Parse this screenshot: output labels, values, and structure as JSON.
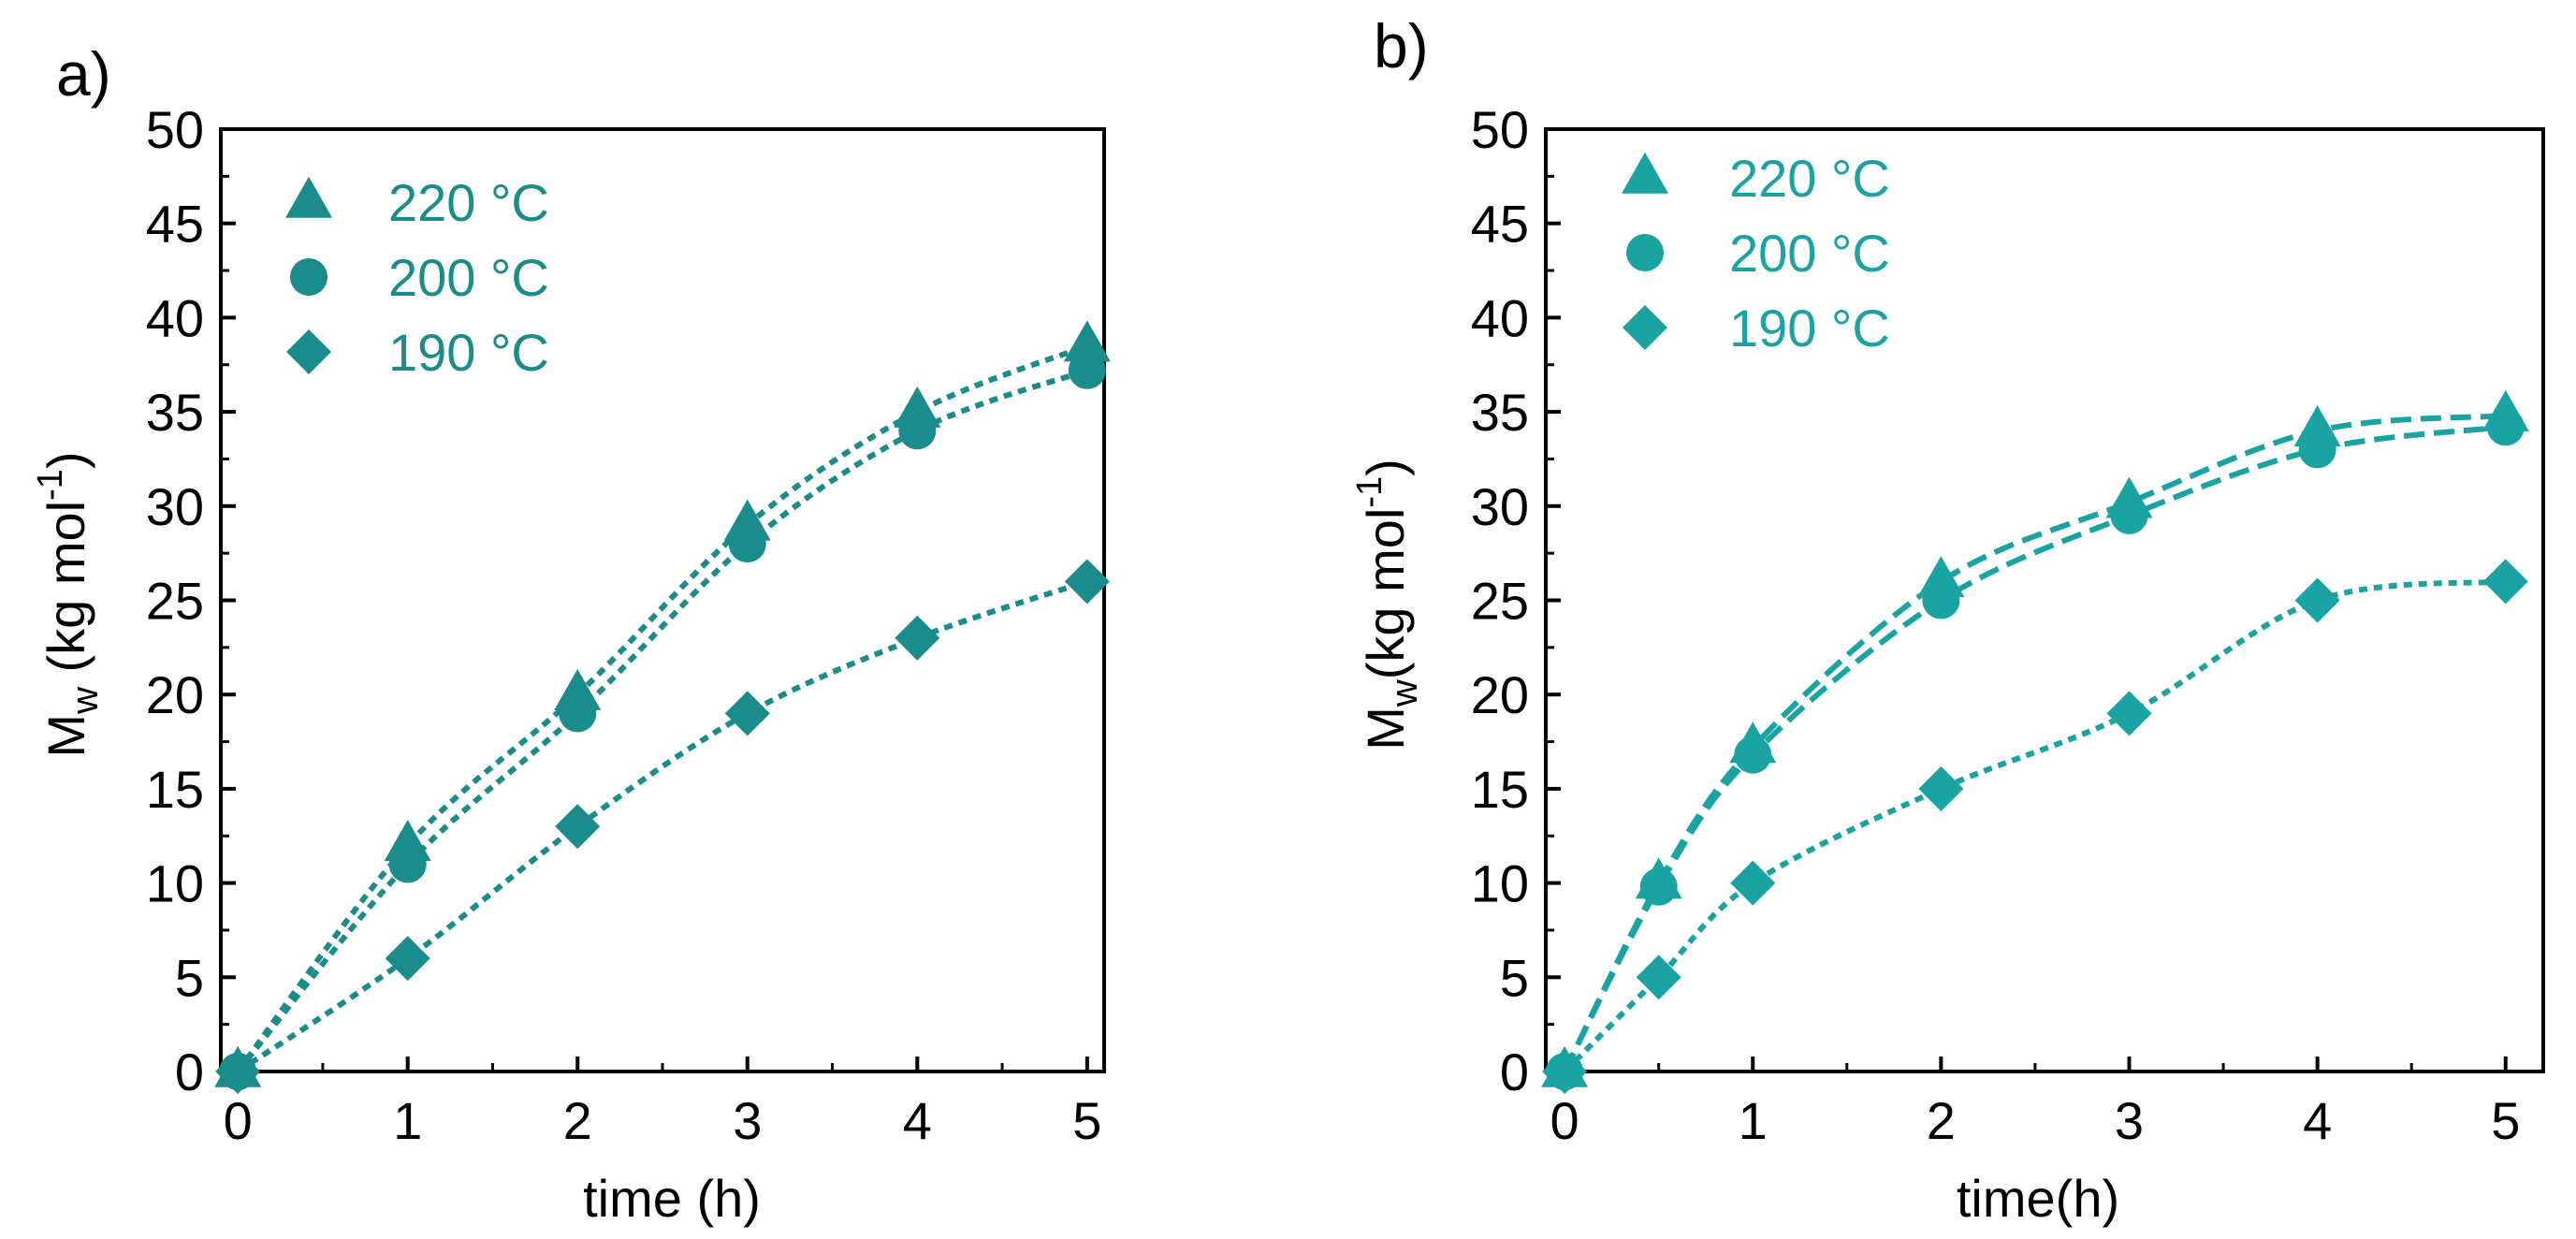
{
  "figure": {
    "panels": [
      {
        "label": "a)",
        "xlabel": "time (h)",
        "ylabel_main": "M",
        "ylabel_sub": "w",
        "ylabel_unit": " (kg mol",
        "ylabel_exp": "-1",
        "ylabel_close": ")"
      },
      {
        "label": "b)",
        "xlabel": "time(h)",
        "ylabel_main": "M",
        "ylabel_sub": "w",
        "ylabel_unit": "(kg mol",
        "ylabel_exp": "-1",
        "ylabel_close": ")"
      }
    ]
  },
  "chart_data": [
    {
      "type": "scatter",
      "panel_label": "a)",
      "title": "",
      "xlabel": "time (h)",
      "ylabel": "Mw (kg mol-1)",
      "xlim": [
        -0.1,
        5.1
      ],
      "ylim": [
        0,
        50
      ],
      "xticks": [
        0,
        1,
        2,
        3,
        4,
        5
      ],
      "yticks": [
        0,
        5,
        10,
        15,
        20,
        25,
        30,
        35,
        40,
        45,
        50
      ],
      "grid": false,
      "legend_position": "top-left",
      "marker_color": "#1a8c8c",
      "series": [
        {
          "name": "220 °C",
          "marker": "triangle",
          "fit": "dotted",
          "x": [
            0,
            1,
            2,
            3,
            4,
            5
          ],
          "y": [
            0,
            12,
            20,
            29,
            35,
            38.5
          ]
        },
        {
          "name": "200 °C",
          "marker": "circle",
          "fit": "dotted",
          "x": [
            0,
            1,
            2,
            3,
            4,
            5
          ],
          "y": [
            0,
            11,
            19,
            28,
            34,
            37.2
          ]
        },
        {
          "name": "190 °C",
          "marker": "diamond",
          "fit": "dotted",
          "x": [
            0,
            1,
            2,
            3,
            4,
            5
          ],
          "y": [
            0,
            6,
            13,
            19,
            23,
            26
          ]
        }
      ]
    },
    {
      "type": "scatter",
      "panel_label": "b)",
      "title": "",
      "xlabel": "time(h)",
      "ylabel": "Mw(kg mol-1)",
      "xlim": [
        -0.1,
        5.2
      ],
      "ylim": [
        0,
        50
      ],
      "xticks": [
        0,
        1,
        2,
        3,
        4,
        5
      ],
      "yticks": [
        0,
        5,
        10,
        15,
        20,
        25,
        30,
        35,
        40,
        45,
        50
      ],
      "grid": false,
      "legend_position": "top-left",
      "marker_color": "#1aa3a3",
      "series": [
        {
          "name": "220 °C",
          "marker": "triangle",
          "fit": "dashed",
          "x": [
            0,
            0.5,
            1,
            2,
            3,
            4,
            5
          ],
          "y": [
            0,
            10,
            17.2,
            26,
            30.2,
            34,
            34.8
          ]
        },
        {
          "name": "200 °C",
          "marker": "circle",
          "fit": "dashed",
          "x": [
            0,
            0.5,
            1,
            2,
            3,
            4,
            5
          ],
          "y": [
            0,
            9.8,
            16.8,
            25,
            29.5,
            33,
            34.2
          ]
        },
        {
          "name": "190 °C",
          "marker": "diamond",
          "fit": "dotted",
          "x": [
            0,
            0.5,
            1,
            2,
            3,
            4,
            5
          ],
          "y": [
            0,
            5,
            10,
            15,
            19,
            25,
            26
          ]
        }
      ]
    }
  ]
}
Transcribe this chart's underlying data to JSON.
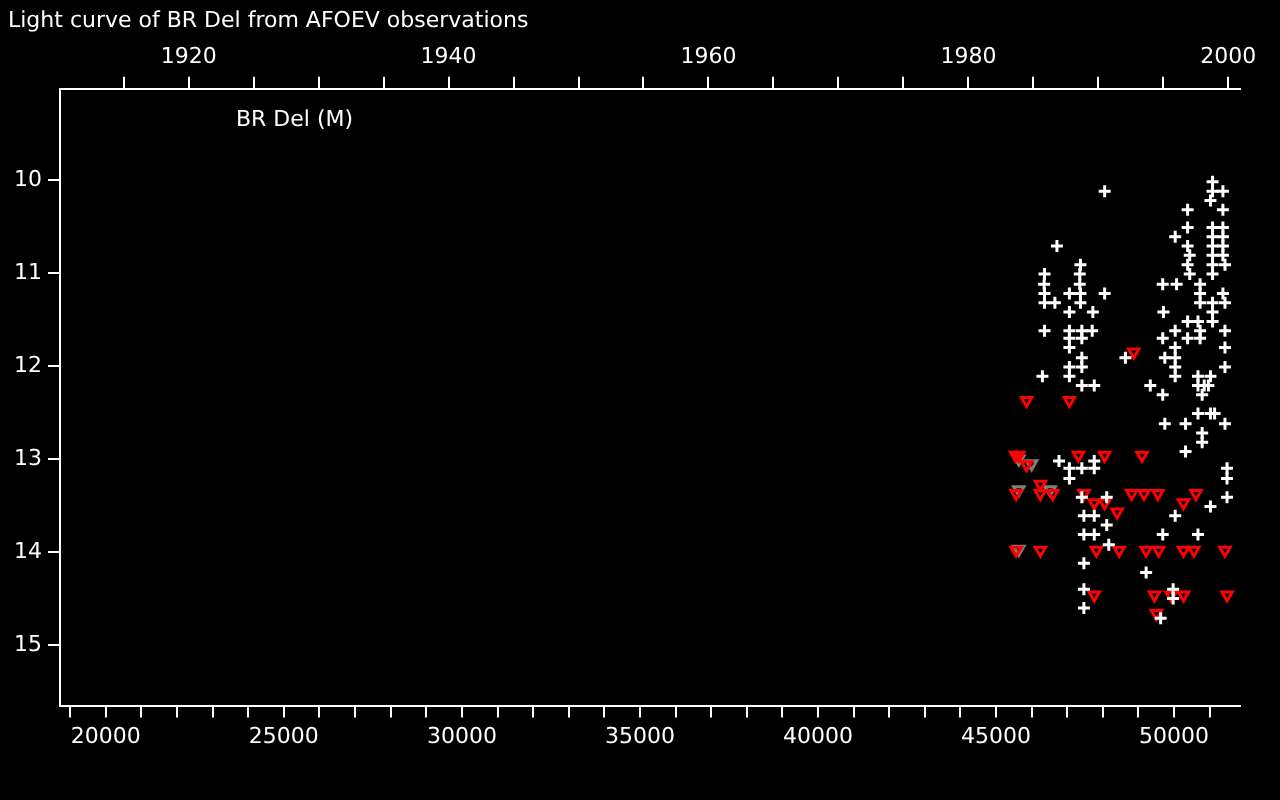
{
  "chart_data": {
    "type": "scatter",
    "title": "Light curve of BR Del from AFOEV observations",
    "annotations": [
      "BR Del (M)"
    ],
    "xlim": [
      18713,
      51852
    ],
    "xticks": [
      {
        "value": 19000,
        "label": null
      },
      {
        "value": 20000,
        "label": "20000"
      },
      {
        "value": 21000,
        "label": null
      },
      {
        "value": 22000,
        "label": null
      },
      {
        "value": 23000,
        "label": null
      },
      {
        "value": 24000,
        "label": null
      },
      {
        "value": 25000,
        "label": "25000"
      },
      {
        "value": 26000,
        "label": null
      },
      {
        "value": 27000,
        "label": null
      },
      {
        "value": 28000,
        "label": null
      },
      {
        "value": 29000,
        "label": null
      },
      {
        "value": 30000,
        "label": "30000"
      },
      {
        "value": 31000,
        "label": null
      },
      {
        "value": 32000,
        "label": null
      },
      {
        "value": 33000,
        "label": null
      },
      {
        "value": 34000,
        "label": null
      },
      {
        "value": 35000,
        "label": "35000"
      },
      {
        "value": 36000,
        "label": null
      },
      {
        "value": 37000,
        "label": null
      },
      {
        "value": 38000,
        "label": null
      },
      {
        "value": 39000,
        "label": null
      },
      {
        "value": 40000,
        "label": "40000"
      },
      {
        "value": 41000,
        "label": null
      },
      {
        "value": 42000,
        "label": null
      },
      {
        "value": 43000,
        "label": null
      },
      {
        "value": 44000,
        "label": null
      },
      {
        "value": 45000,
        "label": "45000"
      },
      {
        "value": 46000,
        "label": null
      },
      {
        "value": 47000,
        "label": null
      },
      {
        "value": 48000,
        "label": null
      },
      {
        "value": 49000,
        "label": null
      },
      {
        "value": 50000,
        "label": "50000"
      },
      {
        "value": 51000,
        "label": null
      }
    ],
    "x2lim": [
      1910.1,
      2000.9
    ],
    "x2ticks": [
      {
        "value": 1915,
        "label": null
      },
      {
        "value": 1920,
        "label": "1920"
      },
      {
        "value": 1925,
        "label": null
      },
      {
        "value": 1930,
        "label": null
      },
      {
        "value": 1935,
        "label": null
      },
      {
        "value": 1940,
        "label": "1940"
      },
      {
        "value": 1945,
        "label": null
      },
      {
        "value": 1950,
        "label": null
      },
      {
        "value": 1955,
        "label": null
      },
      {
        "value": 1960,
        "label": "1960"
      },
      {
        "value": 1965,
        "label": null
      },
      {
        "value": 1970,
        "label": null
      },
      {
        "value": 1975,
        "label": null
      },
      {
        "value": 1980,
        "label": "1980"
      },
      {
        "value": 1985,
        "label": null
      },
      {
        "value": 1990,
        "label": null
      },
      {
        "value": 1995,
        "label": null
      },
      {
        "value": 2000,
        "label": "2000"
      }
    ],
    "ylim": [
      15.65,
      9.02
    ],
    "yticks": [
      10,
      11,
      12,
      13,
      14,
      15
    ],
    "legend": false,
    "grid": false,
    "series": [
      {
        "marker": "cross",
        "color": "#ffffff",
        "x": [
          48051,
          51081,
          51081,
          51372,
          51022,
          50381,
          51372,
          50381,
          51081,
          51372,
          46711,
          50032,
          51081,
          51372,
          50381,
          51081,
          51372,
          50440,
          51081,
          51372,
          47371,
          50381,
          51081,
          51430,
          46362,
          47352,
          50440,
          51081,
          46352,
          47352,
          49682,
          50071,
          50731,
          46362,
          47061,
          47371,
          48051,
          50731,
          51372,
          46362,
          46653,
          47371,
          50731,
          51081,
          51430,
          47061,
          47720,
          49702,
          51081,
          50381,
          50672,
          51081,
          46362,
          47061,
          47410,
          47701,
          50032,
          50731,
          51430,
          47061,
          47410,
          49682,
          50381,
          50731,
          47061,
          50032,
          51430,
          47410,
          48634,
          49741,
          50032,
          47061,
          47410,
          50032,
          51430,
          46303,
          47061,
          50032,
          50672,
          51022,
          47410,
          47759,
          49333,
          50672,
          50847,
          50964,
          49682,
          50789,
          50672,
          51022,
          51139,
          49741,
          50323,
          51430,
          50789,
          50789,
          50323,
          46769,
          47759,
          51488,
          47061,
          47410,
          47759,
          47061,
          51488,
          47410,
          48109,
          51488,
          51022,
          47468,
          47759,
          50032,
          48109,
          47468,
          47759,
          49682,
          50672,
          48167,
          47468,
          49216,
          47468,
          49974,
          49974,
          47468,
          49624
        ],
        "values": [
          10.12,
          10.02,
          10.12,
          10.12,
          10.22,
          10.32,
          10.32,
          10.51,
          10.51,
          10.51,
          10.71,
          10.61,
          10.61,
          10.61,
          10.71,
          10.71,
          10.71,
          10.81,
          10.81,
          10.81,
          10.91,
          10.91,
          10.91,
          10.91,
          11.01,
          11.01,
          11.01,
          11.01,
          11.12,
          11.12,
          11.12,
          11.12,
          11.12,
          11.22,
          11.22,
          11.22,
          11.22,
          11.22,
          11.22,
          11.32,
          11.32,
          11.32,
          11.32,
          11.32,
          11.32,
          11.42,
          11.42,
          11.42,
          11.42,
          11.52,
          11.52,
          11.52,
          11.62,
          11.62,
          11.62,
          11.62,
          11.62,
          11.62,
          11.62,
          11.7,
          11.7,
          11.7,
          11.7,
          11.7,
          11.8,
          11.8,
          11.8,
          11.91,
          11.91,
          11.91,
          11.91,
          12.01,
          12.01,
          12.01,
          12.01,
          12.11,
          12.11,
          12.11,
          12.11,
          12.11,
          12.21,
          12.21,
          12.21,
          12.21,
          12.21,
          12.21,
          12.31,
          12.31,
          12.51,
          12.51,
          12.51,
          12.62,
          12.62,
          12.62,
          12.72,
          12.82,
          12.92,
          13.02,
          13.02,
          13.1,
          13.1,
          13.1,
          13.1,
          13.21,
          13.21,
          13.41,
          13.41,
          13.41,
          13.51,
          13.61,
          13.61,
          13.61,
          13.71,
          13.81,
          13.81,
          13.81,
          13.81,
          13.92,
          14.12,
          14.22,
          14.4,
          14.4,
          14.5,
          14.6,
          14.71
        ]
      },
      {
        "marker": "triangle",
        "color": "#ff0000",
        "x": [
          48867,
          45857,
          47061,
          45550,
          45640,
          47313,
          48051,
          49100,
          45857,
          46245,
          45565,
          46245,
          46594,
          47468,
          48808,
          49158,
          49546,
          50614,
          47759,
          48051,
          50265,
          48400,
          45565,
          46245,
          47818,
          48459,
          49216,
          49566,
          50265,
          50556,
          51430,
          47759,
          49449,
          49915,
          50265,
          51488,
          49507
        ],
        "values": [
          11.85,
          12.37,
          12.37,
          12.96,
          12.96,
          12.96,
          12.96,
          12.96,
          13.06,
          13.27,
          13.37,
          13.37,
          13.37,
          13.37,
          13.37,
          13.37,
          13.37,
          13.37,
          13.47,
          13.47,
          13.47,
          13.57,
          13.98,
          13.98,
          13.98,
          13.98,
          13.98,
          13.98,
          13.98,
          13.98,
          13.98,
          14.46,
          14.46,
          14.46,
          14.46,
          14.46,
          14.66
        ]
      },
      {
        "marker": "triangle",
        "color": "#7f7f7f",
        "x": [
          45640,
          46000,
          45640,
          46520,
          45640
        ],
        "values": [
          13.0,
          13.05,
          13.33,
          13.33,
          13.97
        ]
      }
    ]
  }
}
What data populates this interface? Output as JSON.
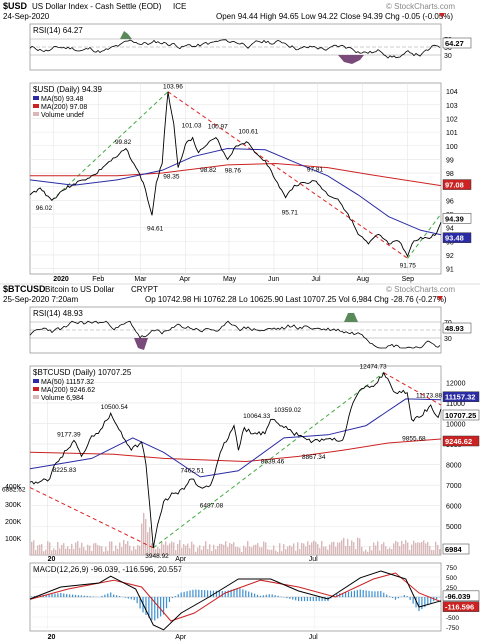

**EXERCISE AIM**
Copy, from the material above, each line in which the string "time" occurs.

**EXPECTED OUTPUT**
        "xlabel": "time (h)",
        "xlabel": "time(h)",
      "xlabel": "time (h)",
      "xlabel": "time(h)",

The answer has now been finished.